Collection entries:
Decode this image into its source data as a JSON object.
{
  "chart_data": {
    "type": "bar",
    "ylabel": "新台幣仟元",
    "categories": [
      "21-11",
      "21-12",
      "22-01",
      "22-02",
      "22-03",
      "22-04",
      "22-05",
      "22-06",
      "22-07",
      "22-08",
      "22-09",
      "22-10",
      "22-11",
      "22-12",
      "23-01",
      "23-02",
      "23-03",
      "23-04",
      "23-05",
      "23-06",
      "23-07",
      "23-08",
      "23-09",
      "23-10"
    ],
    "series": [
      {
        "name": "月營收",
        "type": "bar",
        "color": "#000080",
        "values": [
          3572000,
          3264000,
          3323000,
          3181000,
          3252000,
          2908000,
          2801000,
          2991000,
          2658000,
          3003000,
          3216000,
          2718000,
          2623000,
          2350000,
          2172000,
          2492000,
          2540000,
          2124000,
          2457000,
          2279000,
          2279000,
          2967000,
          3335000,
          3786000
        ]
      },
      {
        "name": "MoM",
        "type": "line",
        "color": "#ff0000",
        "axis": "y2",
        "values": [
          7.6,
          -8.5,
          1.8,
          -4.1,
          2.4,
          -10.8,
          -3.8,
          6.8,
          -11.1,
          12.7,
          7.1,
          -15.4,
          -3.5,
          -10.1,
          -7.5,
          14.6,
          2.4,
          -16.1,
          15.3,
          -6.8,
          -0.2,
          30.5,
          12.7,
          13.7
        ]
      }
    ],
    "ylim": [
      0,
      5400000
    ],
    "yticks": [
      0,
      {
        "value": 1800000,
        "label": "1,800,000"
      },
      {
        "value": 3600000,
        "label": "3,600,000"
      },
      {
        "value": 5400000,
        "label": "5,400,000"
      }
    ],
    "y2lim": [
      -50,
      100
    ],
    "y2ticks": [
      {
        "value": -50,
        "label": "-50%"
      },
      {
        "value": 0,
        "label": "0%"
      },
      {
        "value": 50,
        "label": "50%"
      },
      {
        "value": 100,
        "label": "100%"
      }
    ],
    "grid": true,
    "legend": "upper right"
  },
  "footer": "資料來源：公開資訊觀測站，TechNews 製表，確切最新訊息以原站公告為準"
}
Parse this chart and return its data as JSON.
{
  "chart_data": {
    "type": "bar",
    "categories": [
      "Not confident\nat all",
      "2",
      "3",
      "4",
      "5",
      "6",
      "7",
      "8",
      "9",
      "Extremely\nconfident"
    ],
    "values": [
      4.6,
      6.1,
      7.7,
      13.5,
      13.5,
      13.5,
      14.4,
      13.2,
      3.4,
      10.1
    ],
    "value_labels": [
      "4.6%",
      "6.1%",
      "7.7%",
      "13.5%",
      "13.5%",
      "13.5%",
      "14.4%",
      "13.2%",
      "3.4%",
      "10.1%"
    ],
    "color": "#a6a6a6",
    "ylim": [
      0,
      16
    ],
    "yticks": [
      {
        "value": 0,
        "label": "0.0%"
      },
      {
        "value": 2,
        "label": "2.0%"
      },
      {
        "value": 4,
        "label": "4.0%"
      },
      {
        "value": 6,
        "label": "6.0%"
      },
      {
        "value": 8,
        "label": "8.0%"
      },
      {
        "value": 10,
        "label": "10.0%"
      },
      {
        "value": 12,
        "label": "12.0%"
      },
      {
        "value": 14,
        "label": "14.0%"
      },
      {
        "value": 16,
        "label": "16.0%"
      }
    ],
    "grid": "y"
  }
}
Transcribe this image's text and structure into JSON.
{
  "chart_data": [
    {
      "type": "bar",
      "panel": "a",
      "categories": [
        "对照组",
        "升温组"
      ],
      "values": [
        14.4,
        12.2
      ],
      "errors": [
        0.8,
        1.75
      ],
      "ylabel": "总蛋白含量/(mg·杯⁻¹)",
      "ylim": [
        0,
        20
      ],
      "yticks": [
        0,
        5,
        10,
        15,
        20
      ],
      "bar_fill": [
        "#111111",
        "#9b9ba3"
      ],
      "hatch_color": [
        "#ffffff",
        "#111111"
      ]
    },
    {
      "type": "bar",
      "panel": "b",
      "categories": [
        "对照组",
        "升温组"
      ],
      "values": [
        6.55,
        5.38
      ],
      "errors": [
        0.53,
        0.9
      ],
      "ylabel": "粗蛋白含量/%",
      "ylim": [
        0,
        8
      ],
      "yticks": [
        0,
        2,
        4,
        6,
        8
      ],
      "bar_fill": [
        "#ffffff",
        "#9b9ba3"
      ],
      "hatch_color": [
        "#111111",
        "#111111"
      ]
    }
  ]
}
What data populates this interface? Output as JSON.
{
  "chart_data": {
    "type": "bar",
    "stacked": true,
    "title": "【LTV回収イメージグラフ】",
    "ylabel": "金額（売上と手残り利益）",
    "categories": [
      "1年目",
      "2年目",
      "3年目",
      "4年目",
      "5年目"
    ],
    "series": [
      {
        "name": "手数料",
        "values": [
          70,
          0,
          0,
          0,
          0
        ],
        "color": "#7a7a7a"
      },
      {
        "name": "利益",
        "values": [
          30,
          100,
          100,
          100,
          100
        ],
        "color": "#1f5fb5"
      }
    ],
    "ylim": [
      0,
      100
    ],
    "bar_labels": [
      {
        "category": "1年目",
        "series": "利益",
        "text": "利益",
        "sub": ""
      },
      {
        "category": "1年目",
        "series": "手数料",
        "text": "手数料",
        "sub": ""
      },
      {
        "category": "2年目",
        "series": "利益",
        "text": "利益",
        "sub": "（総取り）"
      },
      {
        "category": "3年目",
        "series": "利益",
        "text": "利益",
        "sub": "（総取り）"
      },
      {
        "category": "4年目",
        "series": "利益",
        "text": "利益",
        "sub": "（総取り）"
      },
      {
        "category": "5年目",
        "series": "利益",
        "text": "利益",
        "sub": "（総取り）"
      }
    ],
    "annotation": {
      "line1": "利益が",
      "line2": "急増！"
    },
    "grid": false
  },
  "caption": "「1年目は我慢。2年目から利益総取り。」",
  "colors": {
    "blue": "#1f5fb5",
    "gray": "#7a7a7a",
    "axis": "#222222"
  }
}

◆ **DO THIS**
In the entries above, find each line with the word "ylabel" and show it.

◆ **FULL OUTPUT**
    "ylabel": "新台幣仟元",
      "ylabel": "总蛋白含量/(mg·杯⁻¹)",
      "ylabel": "粗蛋白含量/%",
    "ylabel": "金額（売上と手残り利益）",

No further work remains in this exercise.